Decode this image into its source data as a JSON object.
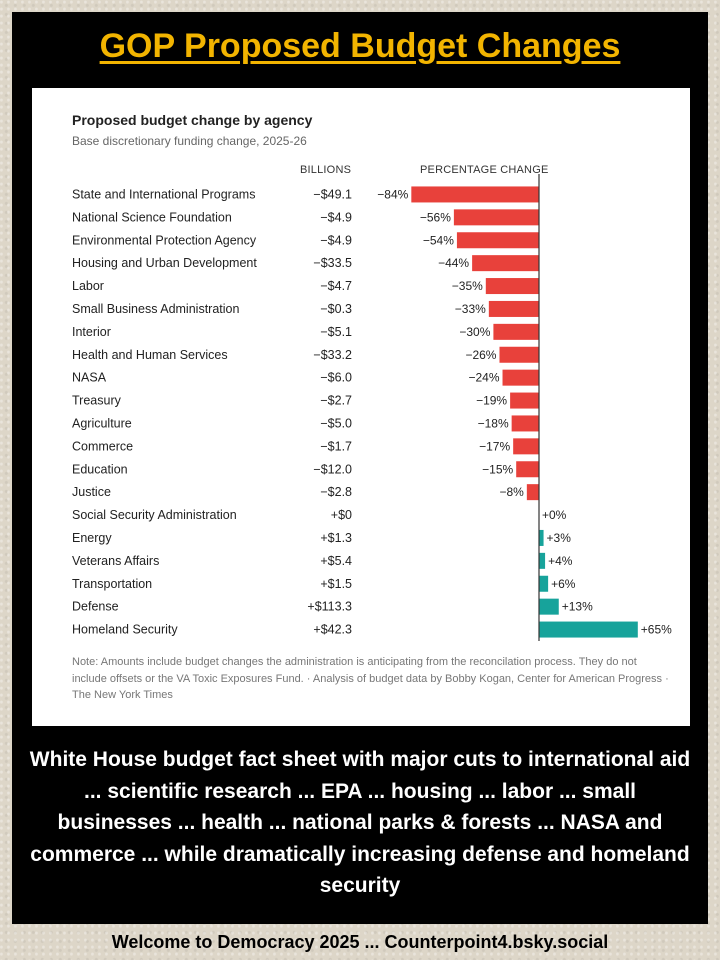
{
  "page": {
    "title": "GOP Proposed Budget Changes",
    "caption": "White House budget fact sheet with major cuts to international aid ... scientific research ... EPA ... housing ... labor ... small businesses ... health ... national parks & forests ... NASA and commerce ... while dramatically increasing defense and homeland security",
    "footer": "Welcome to Democracy 2025 ...  Counterpoint4.bsky.social"
  },
  "chart_data": {
    "type": "bar",
    "orientation": "horizontal",
    "title": "Proposed budget change by agency",
    "subtitle": "Base discretionary funding change, 2025-26",
    "billions_header": "BILLIONS",
    "percent_header": "PERCENTAGE CHANGE",
    "colors": {
      "negative": "#e8413b",
      "positive": "#17a39b"
    },
    "xlim": [
      -84,
      65
    ],
    "categories": [
      "State and International Programs",
      "National Science Foundation",
      "Environmental Protection Agency",
      "Housing and Urban Development",
      "Labor",
      "Small Business Administration",
      "Interior",
      "Health and Human Services",
      "NASA",
      "Treasury",
      "Agriculture",
      "Commerce",
      "Education",
      "Justice",
      "Social Security Administration",
      "Energy",
      "Veterans Affairs",
      "Transportation",
      "Defense",
      "Homeland Security"
    ],
    "billions": [
      "−$49.1",
      "−$4.9",
      "−$4.9",
      "−$33.5",
      "−$4.7",
      "−$0.3",
      "−$5.1",
      "−$33.2",
      "−$6.0",
      "−$2.7",
      "−$5.0",
      "−$1.7",
      "−$12.0",
      "−$2.8",
      "+$0",
      "+$1.3",
      "+$5.4",
      "+$1.5",
      "+$113.3",
      "+$42.3"
    ],
    "percent_labels": [
      "−84%",
      "−56%",
      "−54%",
      "−44%",
      "−35%",
      "−33%",
      "−30%",
      "−26%",
      "−24%",
      "−19%",
      "−18%",
      "−17%",
      "−15%",
      "−8%",
      "+0%",
      "+3%",
      "+4%",
      "+6%",
      "+13%",
      "+65%"
    ],
    "values": [
      -84,
      -56,
      -54,
      -44,
      -35,
      -33,
      -30,
      -26,
      -24,
      -19,
      -18,
      -17,
      -15,
      -8,
      0,
      3,
      4,
      6,
      13,
      65
    ],
    "note": "Note: Amounts include budget changes the administration is anticipating from the reconcilation process. They do not include offsets or the VA Toxic Exposures Fund. · Analysis of budget data by Bobby Kogan, Center for American Progress · The New York Times"
  }
}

# WORK TO BE COMPLETED
List the lines of the records where "Proposed" occurs.

# ANSWER TO THE TASK
    "title": "GOP Proposed Budget Changes",
    "title": "Proposed budget change by agency",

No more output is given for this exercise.